** start Given text **

The district is thus faced with an unhappy choice. Does it close some local under-enrolled schools and accept that families are going to continue to send their children outside those areas for school? Does it close schools elsewhere so that parents have no alternative but to send their children to the local under-enrolled schools? Does it design its elementary school enrollment zones so that local families are forced to fill the local schools? Does it reimplement some sort of diversity lottery so that the under-enrolled schools are filled with children who live in other parts of the city? Do you keep the schools open, even if they are under-enrolled, as a penance for past sins?5 My biggest complaint about the resource alignment process is that public input was never sought on these big-picture tradeoffs. Instead, nearly all the public involvement was focused on figuring out how to best weight a bunch of poorly-defined quantitative criteria.
Let’s look at what those criteria say.
Decision Criteria
The data SFUSD made available in response to Philippe Marchand’s public records request was sufficient for me to estimate the values for most of the criteria that comprise each school’s Composite Score. The most important criterion is School Access, which we looked at in the last post. The second most important criterion is Program Access, which is worth 18.3% of a school’s Composite Score. It is defined as the “percentage of students in each school identified as low socio-economic status or participating in Language programs, Special Education programs, AVID or Career Technical Education and Pathway programs”6. The more of these students a school has, the less likely it is to be closed. To calculate the Composite Score, this percentage is expressed as a Z Score which is the number of standard deviations above or below the mean.
Here’s a map showing the score of each school. At a high level, this probably looks like what the proponents of this criterion expected: schools on the east side score better than schools on the west side and the school with the lowest score is Grattan which has the fewest disadvantaged students. However, it’s worth noting a few oddities.
Notice that there are lots of schools in pale blue but none in deep blue. The program access definition includes so many different categories of student that the average across all schools is 75% with a standard deviation of 21%. This means the criterion cannot provide much of a boost to a school because it is impossible to be more than 1.2 standard deviations above the mean.
The second thing to notice is that the inclusion of language program participation in this criterion produces some results that are hard to defend. The schools with the highest scores are the five where 100% of students are in language programs. Alice Fong Yu has the highest possible Program Access score despite having the fewest special education students, and way below average numbers of disadvantaged students and English learners7. Meanwhile, schools like Alamo and Stevenson have more English learners, more special education students, and more disadvantaged students than Alice Fong Yu but, because those students are in general education programs, their schools are heavily penalized by the formula.
I attempted to replicate the entire Composite Score calculation but was stymied.
SFUSD didn’t make available the data for the Historical Inequities criterion.
The School Access criterion requires an undefined adjustment for the student density of the zip code.
Several of the Excellence and Effective Use of Resources criteria are defined so loosely that reasonable people could come up with different numbers using the same data, depending on which years’ data they choose to include, how they adjust for missing datapoints etc.

** end Given text **
** start Information shown **

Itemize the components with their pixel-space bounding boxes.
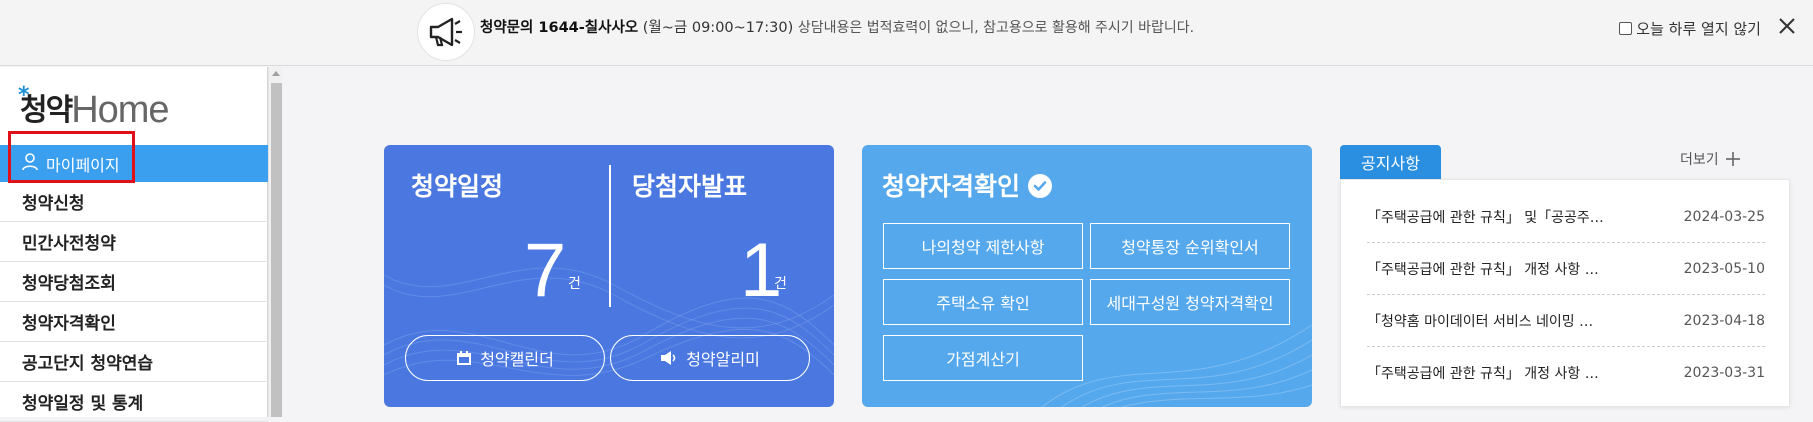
notices-panel: 「주택공급에 관한 규칙」 및「공공주… 2024-03-25 「주택공급에 관…: [1340, 179, 1790, 407]
notice-date: 2023-05-10: [1683, 260, 1765, 277]
disclaimer-text: 상담내용은 법적효력이 없으니, 참고용으로 활용해 주시기 바랍니다.: [797, 20, 1195, 36]
more-link[interactable]: 더보기: [1680, 149, 1741, 169]
my-restrictions-button[interactable]: 나의청약 제한사항: [883, 223, 1083, 269]
sidebar-scrollbar[interactable]: [268, 67, 283, 417]
qualification-title: 청약자격확인: [882, 167, 1053, 203]
phone-label: 청약문의 1644-칠사사오: [480, 20, 639, 36]
sidebar-item-apply[interactable]: 청약신청: [0, 182, 268, 222]
schedule-unit: 건: [568, 276, 581, 292]
account-rank-button[interactable]: 청약통장 순위확인서: [1090, 223, 1290, 269]
more-label: 더보기: [1680, 152, 1719, 168]
sidebar-item-private-pre-subscription[interactable]: 민간사전청약: [0, 222, 268, 262]
notice-date: 2024-03-25: [1683, 208, 1765, 225]
notice-row[interactable]: 「주택공급에 관한 규칙」 개정 사항 … 2023-03-31: [1367, 347, 1765, 399]
schedule-title: 청약일정: [411, 172, 504, 201]
qualification-card: 청약자격확인 나의청약 제한사항 청약통장 순위확인서 주택소유 확인 세대구성…: [862, 145, 1312, 407]
logo-home: Home: [71, 89, 169, 131]
check-circle-icon: [1028, 174, 1053, 198]
calendar-button[interactable]: 청약캘린더: [405, 335, 605, 381]
close-icon[interactable]: [1773, 12, 1801, 40]
house-ownership-button[interactable]: 주택소유 확인: [883, 279, 1083, 325]
logo-star-icon: *: [18, 83, 29, 108]
notice-row[interactable]: 「주택공급에 관한 규칙」 및「공공주… 2024-03-25: [1367, 191, 1765, 243]
sidebar-item-winner-lookup[interactable]: 청약당첨조회: [0, 262, 268, 302]
dont-show-today-option[interactable]: 오늘 하루 열지 않기: [1619, 18, 1761, 39]
site-logo[interactable]: * 청약 Home: [18, 83, 170, 131]
notice-title[interactable]: 「주택공급에 관한 규칙」 개정 사항 …: [1367, 259, 1599, 279]
notices-tab[interactable]: 공지사항: [1340, 145, 1441, 179]
plus-icon: [1725, 152, 1740, 166]
card-divider: [609, 165, 611, 307]
notice-date: 2023-03-31: [1683, 365, 1765, 381]
contact-notice: 청약문의 1644-칠사사오 (월~금 09:00~17:30) 상담내용은 법…: [480, 16, 1194, 37]
sidebar-menu: 마이페이지 청약신청 민간사전청약 청약당첨조회 청약자격확인 공고단지 청약연…: [0, 145, 268, 422]
notice-title[interactable]: 「청약홈 마이데이터 서비스 네이밍 …: [1367, 311, 1593, 331]
megaphone-icon: [417, 3, 475, 61]
top-notice-bar: 청약문의 1644-칠사사오 (월~금 09:00~17:30) 상담내용은 법…: [0, 0, 1813, 66]
notice-date: 2023-04-18: [1683, 312, 1765, 329]
notice-title[interactable]: 「주택공급에 관한 규칙」 및「공공주…: [1367, 207, 1604, 227]
calendar-icon: [457, 351, 472, 365]
speaker-icon: [661, 351, 676, 365]
logo-korean: * 청약: [18, 83, 73, 128]
score-calculator-button[interactable]: 가점계산기: [883, 335, 1083, 381]
sidebar-item-schedule-stats[interactable]: 청약일정 및 통계: [0, 382, 268, 422]
winners-count[interactable]: 1: [740, 233, 782, 309]
winners-unit: 건: [774, 276, 787, 292]
household-qualification-button[interactable]: 세대구성원 청약자격확인: [1090, 279, 1290, 325]
sidebar-item-qualification[interactable]: 청약자격확인: [0, 302, 268, 342]
sidebar: * 청약 Home 마이페이지 청약신청 민간사전청약 청약당첨조회 청약자격확…: [0, 67, 268, 422]
calendar-button-label: 청약캘린더: [480, 350, 554, 369]
schedule-card: 청약일정 당첨자발표 7 건 1 건 청약캘린더 청약알리미: [384, 145, 834, 407]
service-hours: (월~금 09:00~17:30): [642, 20, 794, 36]
sidebar-item-practice[interactable]: 공고단지 청약연습: [0, 342, 268, 382]
alarm-button[interactable]: 청약알리미: [610, 335, 810, 381]
notice-row[interactable]: 「주택공급에 관한 규칙」 개정 사항 … 2023-05-10: [1367, 243, 1765, 295]
scrollbar-thumb[interactable]: [271, 83, 282, 417]
notice-row[interactable]: 「청약홈 마이데이터 서비스 네이밍 … 2023-04-18: [1367, 295, 1765, 347]
dont-show-label: 오늘 하루 열지 않기: [1636, 20, 1761, 38]
highlight-box: [8, 131, 135, 183]
scroll-up-icon[interactable]: [272, 71, 280, 76]
winners-title: 당첨자발표: [632, 172, 748, 201]
dont-show-checkbox[interactable]: [1619, 22, 1633, 35]
alarm-button-label: 청약알리미: [686, 350, 760, 369]
schedule-count[interactable]: 7: [524, 233, 566, 309]
notice-title[interactable]: 「주택공급에 관한 규칙」 개정 사항 …: [1367, 363, 1599, 383]
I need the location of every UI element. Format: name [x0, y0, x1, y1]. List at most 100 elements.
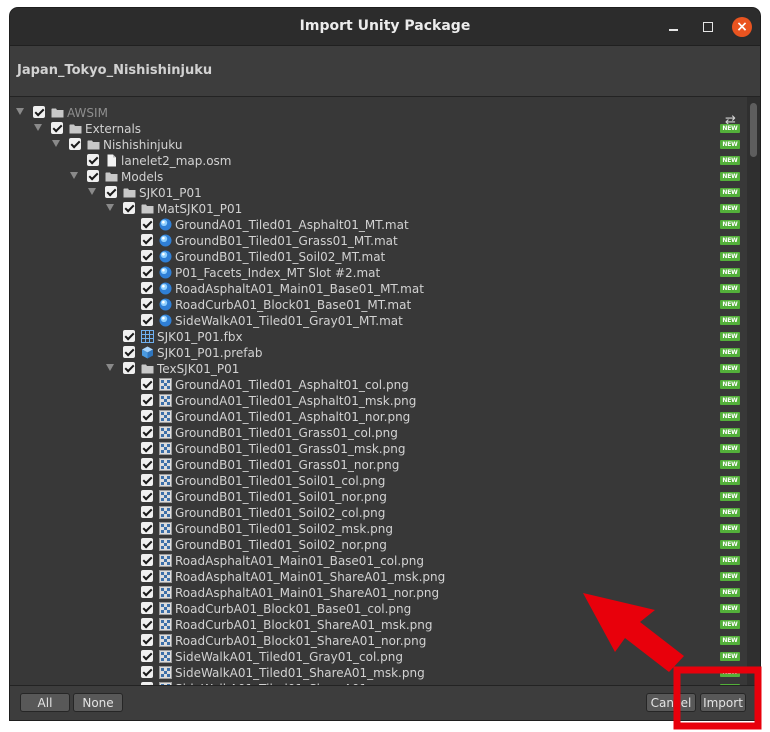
include-checkbox[interactable] [141, 314, 153, 326]
tree-asset-row[interactable]: RoadCurbA01_Block01_ShareA01_msk.png NEW [10, 617, 747, 633]
include-checkbox[interactable] [141, 634, 153, 646]
title-bar[interactable]: Import Unity Package × [10, 8, 760, 46]
tree-item-label: TexSJK01_P01 [157, 362, 240, 376]
tree-asset-row[interactable]: SideWalkA01_Tiled01_Gray01_col.png NEW [10, 649, 747, 665]
cancel-button[interactable]: Cancel [646, 693, 696, 712]
include-checkbox[interactable] [123, 346, 135, 358]
include-checkbox[interactable] [87, 170, 99, 182]
include-checkbox[interactable] [141, 250, 153, 262]
import-button[interactable]: Import [700, 693, 746, 712]
tree-folder-row[interactable]: AWSIM [10, 105, 747, 121]
tree-asset-row[interactable]: GroundB01_Tiled01_Soil02_nor.png NEW [10, 537, 747, 553]
texture-icon [159, 394, 172, 407]
scrollbar-thumb[interactable] [750, 103, 757, 157]
close-button[interactable]: × [732, 17, 752, 37]
tree-asset-row[interactable]: RoadCurbA01_Block01_Base01_col.png NEW [10, 601, 747, 617]
foldout-arrow-icon[interactable] [16, 108, 24, 115]
tree-asset-row[interactable]: RoadAsphaltA01_Main01_Base01_MT.mat NEW [10, 281, 747, 297]
include-checkbox[interactable] [123, 330, 135, 342]
asset-tree[interactable]: ⇄ AWSIM Externals NEW Nishishinjuku NEW lanel… [10, 97, 747, 685]
select-none-button[interactable]: None [73, 693, 123, 712]
include-checkbox[interactable] [141, 602, 153, 614]
include-checkbox[interactable] [87, 154, 99, 166]
tree-folder-row[interactable]: Externals NEW [10, 121, 747, 137]
include-checkbox[interactable] [141, 234, 153, 246]
tree-asset-row[interactable]: SideWalkA01_Tiled01_Gray01_MT.mat NEW [10, 313, 747, 329]
tree-asset-row[interactable]: GroundA01_Tiled01_Asphalt01_msk.png NEW [10, 393, 747, 409]
tree-asset-row[interactable]: RoadAsphaltA01_Main01_ShareA01_msk.png NE… [10, 569, 747, 585]
tree-item-label: P01_Facets_Index_MT Slot #2.mat [175, 266, 381, 280]
tree-folder-row[interactable]: TexSJK01_P01 NEW [10, 361, 747, 377]
tree-asset-row[interactable]: GroundA01_Tiled01_Asphalt01_MT.mat NEW [10, 217, 747, 233]
include-checkbox[interactable] [123, 362, 135, 374]
tree-asset-row[interactable]: SideWalkA01_Tiled01_ShareA01_msk.png NEW [10, 665, 747, 681]
tree-asset-row[interactable]: GroundB01_Tiled01_Grass01_msk.png NEW [10, 441, 747, 457]
tree-asset-row[interactable]: GroundB01_Tiled01_Soil01_col.png NEW [10, 473, 747, 489]
new-badge: NEW [720, 460, 740, 469]
tree-asset-row[interactable]: GroundB01_Tiled01_Soil02_msk.png NEW [10, 521, 747, 537]
include-checkbox[interactable] [141, 458, 153, 470]
tree-asset-row[interactable]: SJK01_P01.fbx NEW [10, 329, 747, 345]
include-checkbox[interactable] [141, 282, 153, 294]
include-checkbox[interactable] [141, 490, 153, 502]
tree-asset-row[interactable]: RoadAsphaltA01_Main01_ShareA01_nor.png NE… [10, 585, 747, 601]
foldout-arrow-icon[interactable] [70, 172, 78, 179]
include-checkbox[interactable] [141, 442, 153, 454]
texture-icon [159, 458, 172, 471]
foldout-arrow-icon[interactable] [52, 140, 60, 147]
include-checkbox[interactable] [141, 618, 153, 630]
import-package-window: Import Unity Package × Japan_Tokyo_Nishi… [10, 8, 760, 720]
include-checkbox[interactable] [141, 506, 153, 518]
tree-asset-row[interactable]: GroundA01_Tiled01_Asphalt01_nor.png NEW [10, 409, 747, 425]
maximize-button[interactable] [698, 17, 718, 37]
include-checkbox[interactable] [123, 202, 135, 214]
tree-folder-row[interactable]: SJK01_P01 NEW [10, 185, 747, 201]
include-checkbox[interactable] [105, 186, 117, 198]
include-checkbox[interactable] [141, 218, 153, 230]
foldout-arrow-icon[interactable] [34, 124, 42, 131]
new-badge: NEW [720, 124, 740, 133]
include-checkbox[interactable] [141, 298, 153, 310]
include-checkbox[interactable] [33, 106, 45, 118]
include-checkbox[interactable] [141, 538, 153, 550]
tree-asset-row[interactable]: GroundB01_Tiled01_Grass01_MT.mat NEW [10, 233, 747, 249]
include-checkbox[interactable] [141, 410, 153, 422]
foldout-arrow-icon[interactable] [106, 204, 114, 211]
include-checkbox[interactable] [141, 266, 153, 278]
tree-asset-row[interactable]: GroundA01_Tiled01_Asphalt01_col.png NEW [10, 377, 747, 393]
include-checkbox[interactable] [141, 650, 153, 662]
tree-scrollbar[interactable] [747, 97, 760, 685]
include-checkbox[interactable] [141, 554, 153, 566]
new-badge: NEW [720, 140, 740, 149]
tree-asset-row[interactable]: lanelet2_map.osm NEW [10, 153, 747, 169]
include-checkbox[interactable] [141, 522, 153, 534]
tree-asset-row[interactable]: GroundB01_Tiled01_Grass01_nor.png NEW [10, 457, 747, 473]
include-checkbox[interactable] [141, 474, 153, 486]
tree-item-label: Nishishinjuku [103, 138, 183, 152]
tree-asset-row[interactable]: RoadCurbA01_Block01_Base01_MT.mat NEW [10, 297, 747, 313]
minimize-button[interactable] [663, 17, 683, 37]
tree-folder-row[interactable]: Models NEW [10, 169, 747, 185]
include-checkbox[interactable] [141, 666, 153, 678]
include-checkbox[interactable] [141, 394, 153, 406]
tree-asset-row[interactable]: GroundB01_Tiled01_Soil01_nor.png NEW [10, 489, 747, 505]
tree-asset-row[interactable]: P01_Facets_Index_MT Slot #2.mat NEW [10, 265, 747, 281]
tree-folder-row[interactable]: Nishishinjuku NEW [10, 137, 747, 153]
tree-asset-row[interactable]: GroundB01_Tiled01_Grass01_col.png NEW [10, 425, 747, 441]
foldout-arrow-icon[interactable] [106, 364, 114, 371]
tree-folder-row[interactable]: MatSJK01_P01 NEW [10, 201, 747, 217]
tree-asset-row[interactable]: GroundB01_Tiled01_Soil02_MT.mat NEW [10, 249, 747, 265]
tree-asset-row[interactable]: RoadCurbA01_Block01_ShareA01_nor.png NEW [10, 633, 747, 649]
include-checkbox[interactable] [51, 122, 63, 134]
include-checkbox[interactable] [141, 586, 153, 598]
foldout-arrow-icon[interactable] [88, 188, 96, 195]
tree-item-label: GroundB01_Tiled01_Grass01_col.png [175, 426, 398, 440]
include-checkbox[interactable] [141, 570, 153, 582]
include-checkbox[interactable] [141, 378, 153, 390]
select-all-button[interactable]: All [20, 693, 70, 712]
tree-asset-row[interactable]: GroundB01_Tiled01_Soil02_col.png NEW [10, 505, 747, 521]
include-checkbox[interactable] [141, 426, 153, 438]
tree-asset-row[interactable]: RoadAsphaltA01_Main01_Base01_col.png NEW [10, 553, 747, 569]
include-checkbox[interactable] [69, 138, 81, 150]
tree-asset-row[interactable]: SJK01_P01.prefab NEW [10, 345, 747, 361]
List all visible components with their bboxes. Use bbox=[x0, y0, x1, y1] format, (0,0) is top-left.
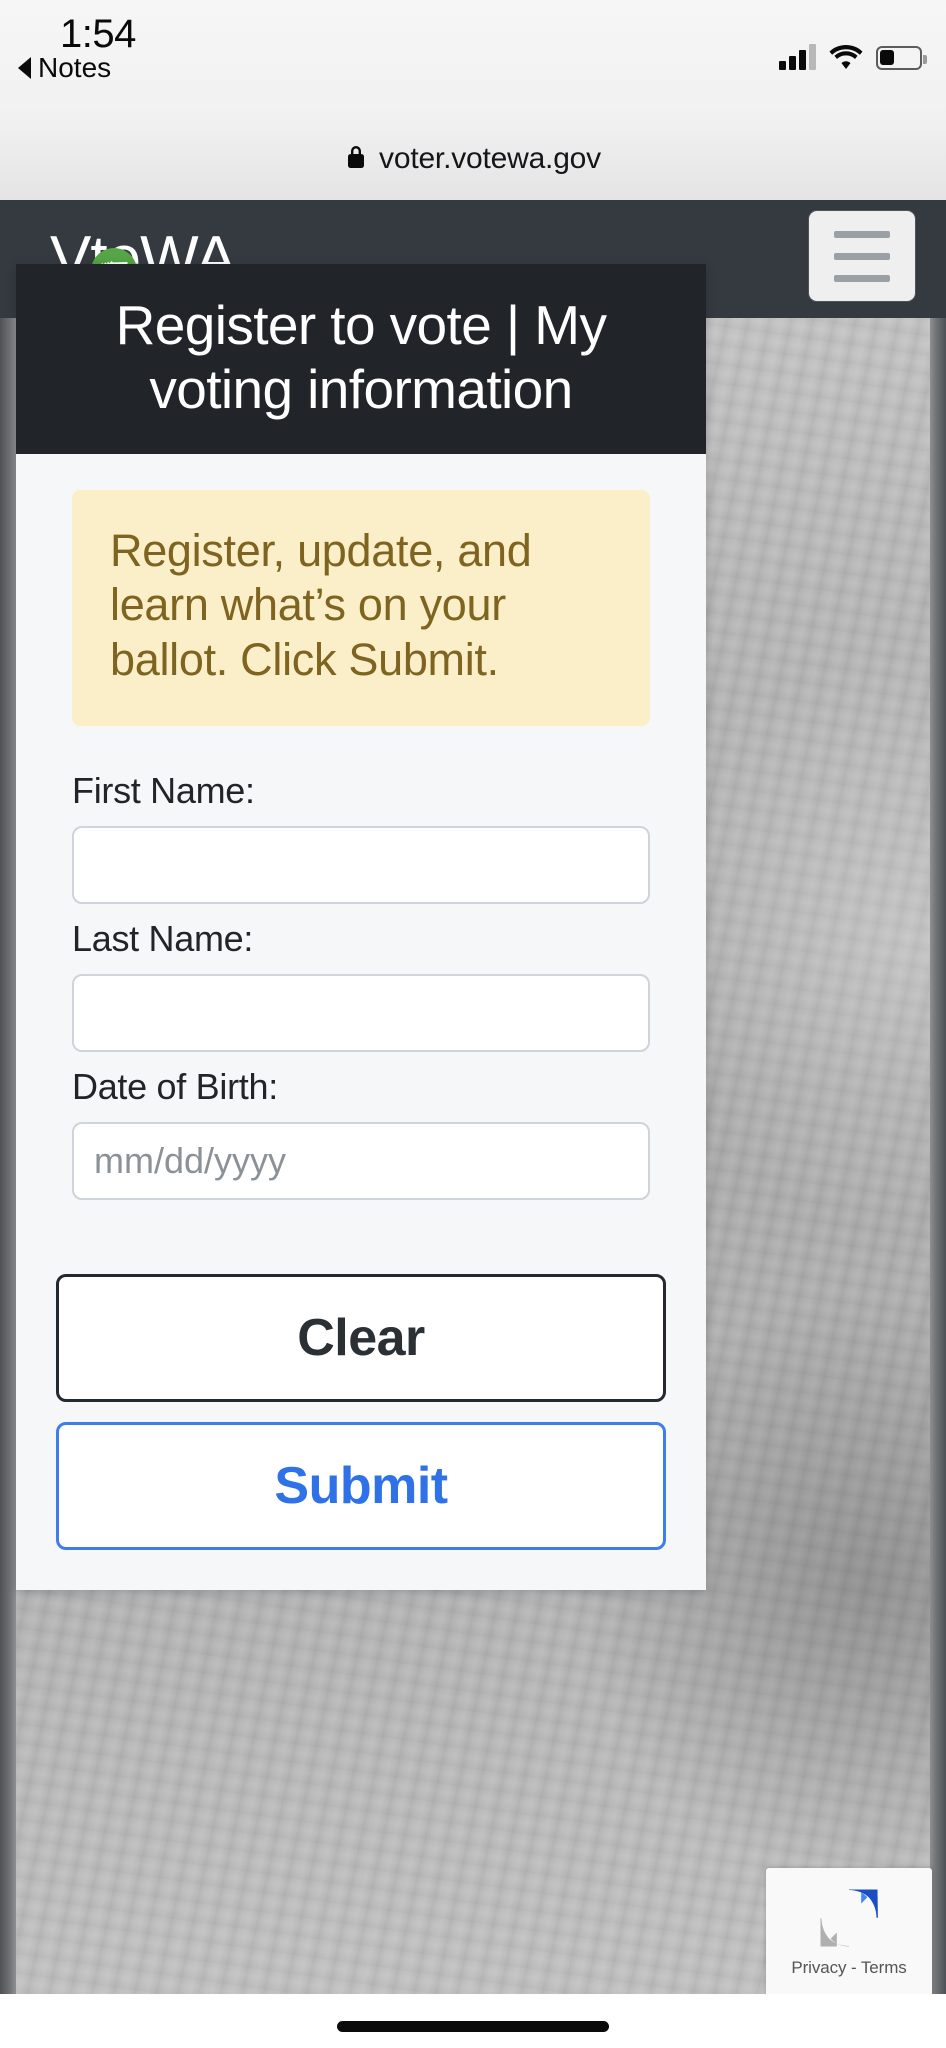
background-left-edge bbox=[0, 200, 16, 2048]
signal-icon bbox=[779, 44, 816, 70]
card-body: Register, update, and learn what’s on yo… bbox=[16, 454, 706, 1591]
info-alert: Register, update, and learn what’s on yo… bbox=[72, 489, 650, 727]
first-name-input[interactable] bbox=[72, 826, 650, 905]
hamburger-line-1 bbox=[834, 230, 890, 238]
browser-address-bar[interactable]: voter.votewa.gov bbox=[0, 118, 946, 200]
form-bottom-spacer bbox=[16, 1200, 706, 1244]
date-of-birth-input[interactable] bbox=[72, 1122, 650, 1201]
recaptcha-icon bbox=[811, 1880, 887, 1956]
ios-status-bar: 1:54 Notes bbox=[0, 0, 946, 118]
date-of-birth-label: Date of Birth: bbox=[72, 1066, 278, 1108]
voter-lookup-form: First Name: Last Name: Date of Birth: bbox=[16, 726, 706, 1201]
info-alert-text: Register, update, and learn what’s on yo… bbox=[110, 524, 532, 686]
hamburger-line-3 bbox=[834, 274, 890, 282]
url-text: voter.votewa.gov bbox=[379, 142, 601, 175]
battery-icon bbox=[876, 46, 927, 70]
status-indicators bbox=[779, 38, 927, 70]
last-name-label: Last Name: bbox=[72, 918, 254, 960]
voter-lookup-card: Register to vote | My voting information… bbox=[16, 264, 706, 1591]
wifi-icon bbox=[829, 44, 863, 70]
last-name-input[interactable] bbox=[72, 974, 650, 1053]
lock-icon bbox=[345, 143, 367, 176]
page-title: Register to vote | My voting information bbox=[115, 294, 607, 420]
background-right-edge bbox=[930, 200, 946, 2048]
status-clock: 1:54 bbox=[60, 12, 136, 56]
hamburger-line-2 bbox=[834, 252, 890, 260]
first-name-label: First Name: bbox=[72, 770, 255, 812]
card-header: Register to vote | My voting information bbox=[16, 264, 706, 454]
card-actions: Clear Submit bbox=[16, 1244, 706, 1591]
recaptcha-badge[interactable]: Privacy - Terms bbox=[766, 1868, 932, 1996]
recaptcha-privacy-terms-link[interactable]: Privacy - Terms bbox=[791, 1958, 906, 1978]
clear-button[interactable]: Clear bbox=[56, 1274, 666, 1403]
home-indicator[interactable] bbox=[337, 2021, 609, 2032]
home-indicator-area bbox=[0, 1994, 946, 2048]
hamburger-menu-button[interactable] bbox=[808, 210, 916, 302]
phone-screen: 1:54 Notes voter.votewa.gov V teWA Regis… bbox=[0, 0, 946, 2048]
back-caret-icon bbox=[18, 57, 31, 79]
back-to-notes-button[interactable]: Notes bbox=[18, 52, 111, 84]
submit-button[interactable]: Submit bbox=[56, 1422, 666, 1551]
back-to-notes-label: Notes bbox=[38, 52, 112, 83]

** end Information shown **

> _Challenge_
According to the text on school closure criteria, what share of a school's Composite Score is the Program Access criterion worth?

> _Written response_
18.3%